- _Texto fornecido_
::::::
Voltando ao Brasil, são diversos os fatores econômicos, sociais e tecnológicos que nos colocaram nesta situação de estagnação da renda. No aspecto social houve rápido crescimento populacional, principalmente a partir dos anos 1950 e aumento do acesso à educação – não que esta fosse de bom nível, mas era (e ainda é) melhor do que nenhuma. Na área tecnológica a partir dos anos 1990 cresceu a informatização e automatização de processos comerciais e industriais. Tais aspectos contribuíram para criar mais concorrência no mercado de trabalho e, consequentemente, reduzir salários. Por outro lado, uma economia burocratizada, engessada por dispositivos legais de todo tipo, além de pouco aberta ao mercado internacional, ajudou também a limitar a criação de maior número de postos de trabalho.
Nos últimos vinte anos a economia brasileira praticamente não se inovou. Foram os períodos de alto consumo – acelerado pela facilidade de crédito e pelos investimentos do Estado em obras de infraestrutura -, que contribuíram para aumentar o número de postos de trabalho. A maior parte destes empregos, no entanto, era de cargos com baixa remuneração (1-2 salários mínimos).
Em todo esse processo, o que mais parece ter crescido nas últimas décadas foi o tamanho do Estado. Aumentou o número de ministérios (para acomodar aliados políticos e membros do próprio partido) e, consequentemente, o número de autarquias, agências e demais órgãos públicos. Não havendo mais tantas estatais onde alocar cabos eleitorais, militantes e filiados – muitas delas, criadas nos anos 1970, haviam sido privatizadas -, foi preciso ampliar a estrutura do Estado. Assim, criada a estrutura, foi necessário contratar profissionais para administrar e operar a máquina estatal com certa competência. Abriram-se concursos públicos para milhares de cargos, pagando salários relativamente altos em relação ao restante do mercado.
Por essa razão os empregos públicos são os mais procurados pelos jovens formados. Melhores salários, estabilidade, regalias dos mais diversos tipos, são atrativos para os profissionais em início de carreira, que não veem muitas possibilidades de ascensão profissional e financeira na iniciativa privada – ainda mais agora, com salários reduzidos. Quais outras oportunidades oferece a combalida economia brasileira para um jovem recém-formado? Enquanto que em outras economias, a posse de um diploma de curso superior é quase certeza de encontrar um emprego com remuneração bastante aceitável para um jovem profissional, por aqui o mercado pouco valoriza o esforço, o tempo e o dinheiro gastos pelo do jovem para obter a titulação.
::::::
- _Tarefa breve_
Cada afirmação abaixo está de acordo com o texto sobre a estagnação da renda no Brasil? Responda sim ou não a cada uma, citando literalmente o trecho do texto que decide a questão.
(a) A informatização e a automatização de processos comerciais e industriais cresceram a partir dos anos 1990.
(b) A maior parte dos empregos criados nos períodos de alto consumo tinha remuneração elevada.
(c) O número de ministérios diminuiu nas últimas décadas.
A listagem a seguir não tem relação com o texto.

- _Listagem fornecida_
::::::
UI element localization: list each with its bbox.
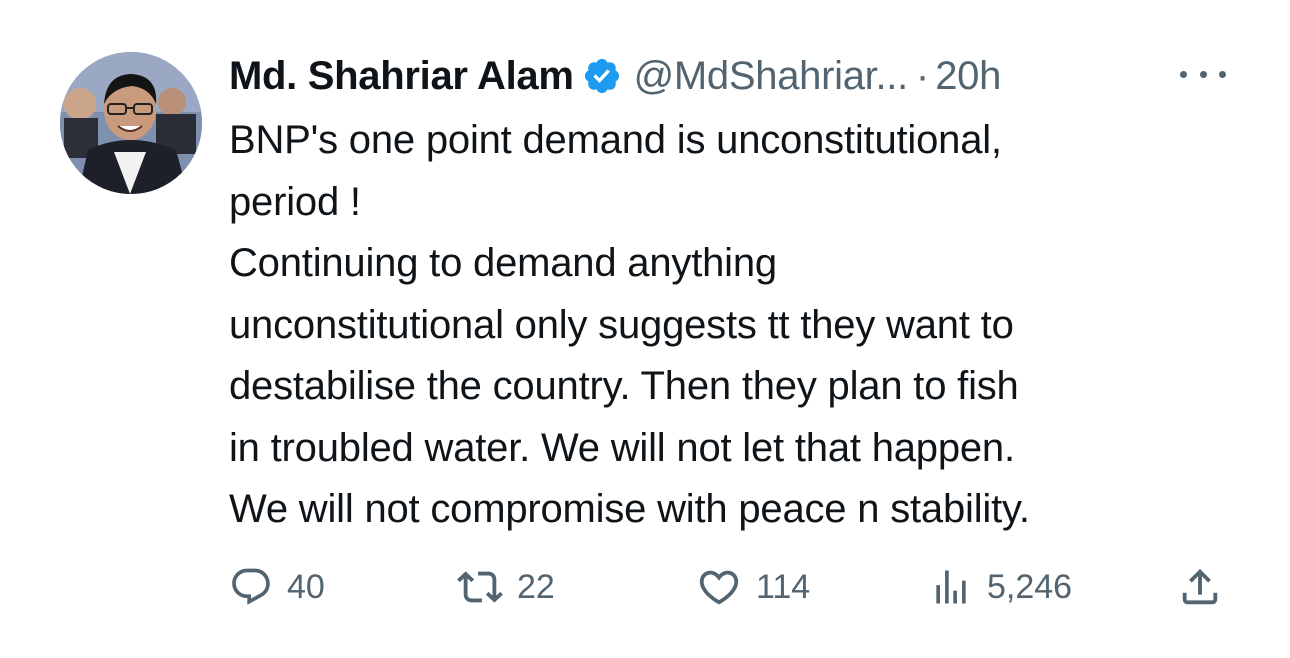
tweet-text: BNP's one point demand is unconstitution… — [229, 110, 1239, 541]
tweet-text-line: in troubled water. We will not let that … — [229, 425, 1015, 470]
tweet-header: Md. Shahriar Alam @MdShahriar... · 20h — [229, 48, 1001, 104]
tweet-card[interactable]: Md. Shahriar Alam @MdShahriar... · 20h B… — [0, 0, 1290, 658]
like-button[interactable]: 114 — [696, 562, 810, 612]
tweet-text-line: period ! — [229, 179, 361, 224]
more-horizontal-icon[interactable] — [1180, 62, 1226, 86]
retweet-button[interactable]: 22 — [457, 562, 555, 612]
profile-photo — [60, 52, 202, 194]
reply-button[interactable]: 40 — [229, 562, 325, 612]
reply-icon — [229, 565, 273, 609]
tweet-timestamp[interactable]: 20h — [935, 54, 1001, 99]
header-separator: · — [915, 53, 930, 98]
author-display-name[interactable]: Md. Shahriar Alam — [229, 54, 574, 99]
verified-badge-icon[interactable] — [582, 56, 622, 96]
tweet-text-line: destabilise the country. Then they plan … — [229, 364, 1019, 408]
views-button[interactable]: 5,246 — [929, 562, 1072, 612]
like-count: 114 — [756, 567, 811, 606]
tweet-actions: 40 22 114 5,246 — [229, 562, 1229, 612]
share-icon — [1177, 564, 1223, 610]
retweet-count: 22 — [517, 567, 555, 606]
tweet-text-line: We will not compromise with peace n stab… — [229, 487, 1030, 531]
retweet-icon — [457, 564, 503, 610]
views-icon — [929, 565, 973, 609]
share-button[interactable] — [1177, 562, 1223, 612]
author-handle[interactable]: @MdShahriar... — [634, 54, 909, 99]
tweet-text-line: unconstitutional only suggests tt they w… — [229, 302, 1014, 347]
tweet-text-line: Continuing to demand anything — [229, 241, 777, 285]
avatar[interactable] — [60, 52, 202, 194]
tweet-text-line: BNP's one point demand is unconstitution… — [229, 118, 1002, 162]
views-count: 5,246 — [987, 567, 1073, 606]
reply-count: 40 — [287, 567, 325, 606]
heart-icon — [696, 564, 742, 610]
::::::
- _Resposta completa_
(a) Sim: "Na área tecnológica a partir dos anos 1990 cresceu a informatização e automatização de processos comerciais e industriais."
(b) Não: "A maior parte destes empregos, no entanto, era de cargos com baixa remuneração (1-2 salários mínimos)."
(c) Não: "Aumentou o número de ministérios"